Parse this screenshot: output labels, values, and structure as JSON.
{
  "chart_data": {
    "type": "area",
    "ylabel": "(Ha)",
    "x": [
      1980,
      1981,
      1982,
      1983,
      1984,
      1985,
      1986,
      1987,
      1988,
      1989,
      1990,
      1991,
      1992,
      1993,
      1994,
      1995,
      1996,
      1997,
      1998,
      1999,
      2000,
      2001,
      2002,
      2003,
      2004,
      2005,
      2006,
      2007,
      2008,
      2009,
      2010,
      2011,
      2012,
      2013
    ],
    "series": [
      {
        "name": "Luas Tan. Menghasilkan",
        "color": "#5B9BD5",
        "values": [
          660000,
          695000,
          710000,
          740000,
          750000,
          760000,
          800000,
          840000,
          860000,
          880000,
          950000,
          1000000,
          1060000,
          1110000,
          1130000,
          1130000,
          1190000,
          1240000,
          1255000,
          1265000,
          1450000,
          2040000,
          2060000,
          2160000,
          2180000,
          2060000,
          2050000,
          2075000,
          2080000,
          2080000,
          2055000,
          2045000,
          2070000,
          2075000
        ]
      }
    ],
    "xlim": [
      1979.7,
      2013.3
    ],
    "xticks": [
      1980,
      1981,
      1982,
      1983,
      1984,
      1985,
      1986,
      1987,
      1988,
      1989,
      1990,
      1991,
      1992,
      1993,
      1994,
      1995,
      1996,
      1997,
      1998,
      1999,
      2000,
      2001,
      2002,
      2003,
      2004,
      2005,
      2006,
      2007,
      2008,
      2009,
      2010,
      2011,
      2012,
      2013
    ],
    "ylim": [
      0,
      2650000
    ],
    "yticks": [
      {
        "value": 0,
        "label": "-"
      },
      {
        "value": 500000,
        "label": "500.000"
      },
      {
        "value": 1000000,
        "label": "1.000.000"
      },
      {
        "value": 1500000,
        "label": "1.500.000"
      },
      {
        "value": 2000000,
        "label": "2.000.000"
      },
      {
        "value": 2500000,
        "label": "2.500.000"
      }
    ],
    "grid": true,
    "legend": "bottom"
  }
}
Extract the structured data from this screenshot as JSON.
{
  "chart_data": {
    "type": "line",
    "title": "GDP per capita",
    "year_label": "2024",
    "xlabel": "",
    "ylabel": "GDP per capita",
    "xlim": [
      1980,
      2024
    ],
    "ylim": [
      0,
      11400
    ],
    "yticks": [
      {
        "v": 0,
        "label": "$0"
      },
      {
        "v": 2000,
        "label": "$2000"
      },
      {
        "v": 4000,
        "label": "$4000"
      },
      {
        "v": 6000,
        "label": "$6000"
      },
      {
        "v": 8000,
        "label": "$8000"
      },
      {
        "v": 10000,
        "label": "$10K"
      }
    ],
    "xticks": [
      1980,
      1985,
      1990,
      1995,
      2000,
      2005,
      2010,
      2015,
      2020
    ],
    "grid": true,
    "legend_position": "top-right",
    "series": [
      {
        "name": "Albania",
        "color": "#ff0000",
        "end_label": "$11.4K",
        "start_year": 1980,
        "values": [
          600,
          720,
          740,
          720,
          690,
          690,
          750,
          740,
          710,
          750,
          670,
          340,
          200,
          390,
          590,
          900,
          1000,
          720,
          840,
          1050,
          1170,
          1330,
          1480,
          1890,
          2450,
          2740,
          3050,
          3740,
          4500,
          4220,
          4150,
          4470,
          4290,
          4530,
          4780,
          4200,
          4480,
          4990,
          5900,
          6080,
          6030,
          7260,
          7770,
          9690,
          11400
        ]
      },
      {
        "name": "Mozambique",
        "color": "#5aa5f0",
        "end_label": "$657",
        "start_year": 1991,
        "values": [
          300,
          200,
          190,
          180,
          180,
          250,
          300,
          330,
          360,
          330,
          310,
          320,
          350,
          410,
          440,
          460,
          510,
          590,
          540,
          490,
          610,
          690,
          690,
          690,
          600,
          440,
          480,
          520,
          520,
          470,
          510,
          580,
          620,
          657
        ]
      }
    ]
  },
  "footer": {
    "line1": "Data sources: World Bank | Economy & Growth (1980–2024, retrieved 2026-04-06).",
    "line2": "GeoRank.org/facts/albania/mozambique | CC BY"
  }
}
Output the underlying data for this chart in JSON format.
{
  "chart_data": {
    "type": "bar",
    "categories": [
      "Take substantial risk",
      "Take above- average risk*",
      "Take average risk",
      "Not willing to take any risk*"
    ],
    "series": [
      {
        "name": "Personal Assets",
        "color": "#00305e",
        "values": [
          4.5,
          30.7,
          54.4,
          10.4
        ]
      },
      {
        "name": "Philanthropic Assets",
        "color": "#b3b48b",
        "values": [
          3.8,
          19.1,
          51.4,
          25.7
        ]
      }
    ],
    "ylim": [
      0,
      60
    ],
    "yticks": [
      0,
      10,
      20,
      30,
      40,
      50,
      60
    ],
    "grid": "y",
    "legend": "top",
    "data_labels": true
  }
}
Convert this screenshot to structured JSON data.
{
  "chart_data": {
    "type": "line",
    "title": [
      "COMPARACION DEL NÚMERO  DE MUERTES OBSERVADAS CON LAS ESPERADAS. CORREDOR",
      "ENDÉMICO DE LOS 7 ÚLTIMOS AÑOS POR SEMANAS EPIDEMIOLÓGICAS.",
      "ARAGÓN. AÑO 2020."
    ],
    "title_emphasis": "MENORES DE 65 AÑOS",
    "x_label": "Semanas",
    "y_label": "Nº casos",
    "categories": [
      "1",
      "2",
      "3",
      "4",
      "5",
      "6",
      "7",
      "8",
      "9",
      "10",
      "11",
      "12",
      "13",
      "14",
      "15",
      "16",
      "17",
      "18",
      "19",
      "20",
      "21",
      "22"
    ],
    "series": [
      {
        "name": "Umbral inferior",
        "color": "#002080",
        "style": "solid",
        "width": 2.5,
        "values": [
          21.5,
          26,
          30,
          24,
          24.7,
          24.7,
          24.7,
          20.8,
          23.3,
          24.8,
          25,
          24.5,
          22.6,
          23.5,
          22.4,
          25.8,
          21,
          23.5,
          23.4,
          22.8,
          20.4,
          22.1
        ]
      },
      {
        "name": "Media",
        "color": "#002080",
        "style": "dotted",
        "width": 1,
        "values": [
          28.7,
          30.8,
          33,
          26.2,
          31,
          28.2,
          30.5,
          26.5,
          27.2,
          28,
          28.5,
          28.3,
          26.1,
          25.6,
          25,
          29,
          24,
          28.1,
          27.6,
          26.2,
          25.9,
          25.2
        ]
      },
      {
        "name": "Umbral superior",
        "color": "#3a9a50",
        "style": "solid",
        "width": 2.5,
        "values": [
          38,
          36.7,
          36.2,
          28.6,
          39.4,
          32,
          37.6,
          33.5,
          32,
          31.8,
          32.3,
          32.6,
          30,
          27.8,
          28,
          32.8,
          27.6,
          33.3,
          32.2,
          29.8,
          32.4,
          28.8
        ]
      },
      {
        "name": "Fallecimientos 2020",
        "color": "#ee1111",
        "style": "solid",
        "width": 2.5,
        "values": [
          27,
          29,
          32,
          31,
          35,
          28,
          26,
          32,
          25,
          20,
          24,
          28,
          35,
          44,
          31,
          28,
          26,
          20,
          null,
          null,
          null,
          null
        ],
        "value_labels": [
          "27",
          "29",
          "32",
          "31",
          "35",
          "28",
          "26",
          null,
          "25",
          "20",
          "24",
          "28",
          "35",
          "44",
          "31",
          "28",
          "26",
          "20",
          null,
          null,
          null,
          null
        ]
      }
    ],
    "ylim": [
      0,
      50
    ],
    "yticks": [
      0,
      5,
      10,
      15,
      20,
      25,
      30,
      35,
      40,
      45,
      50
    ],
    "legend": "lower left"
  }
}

> What you are asked to do:
Look through the data above. Each line containing the word "risk" needs to be copied.

> Complete output:
      "Take substantial risk",
      "Take above- average risk*",
      "Take average risk",
      "Not willing to take any risk*"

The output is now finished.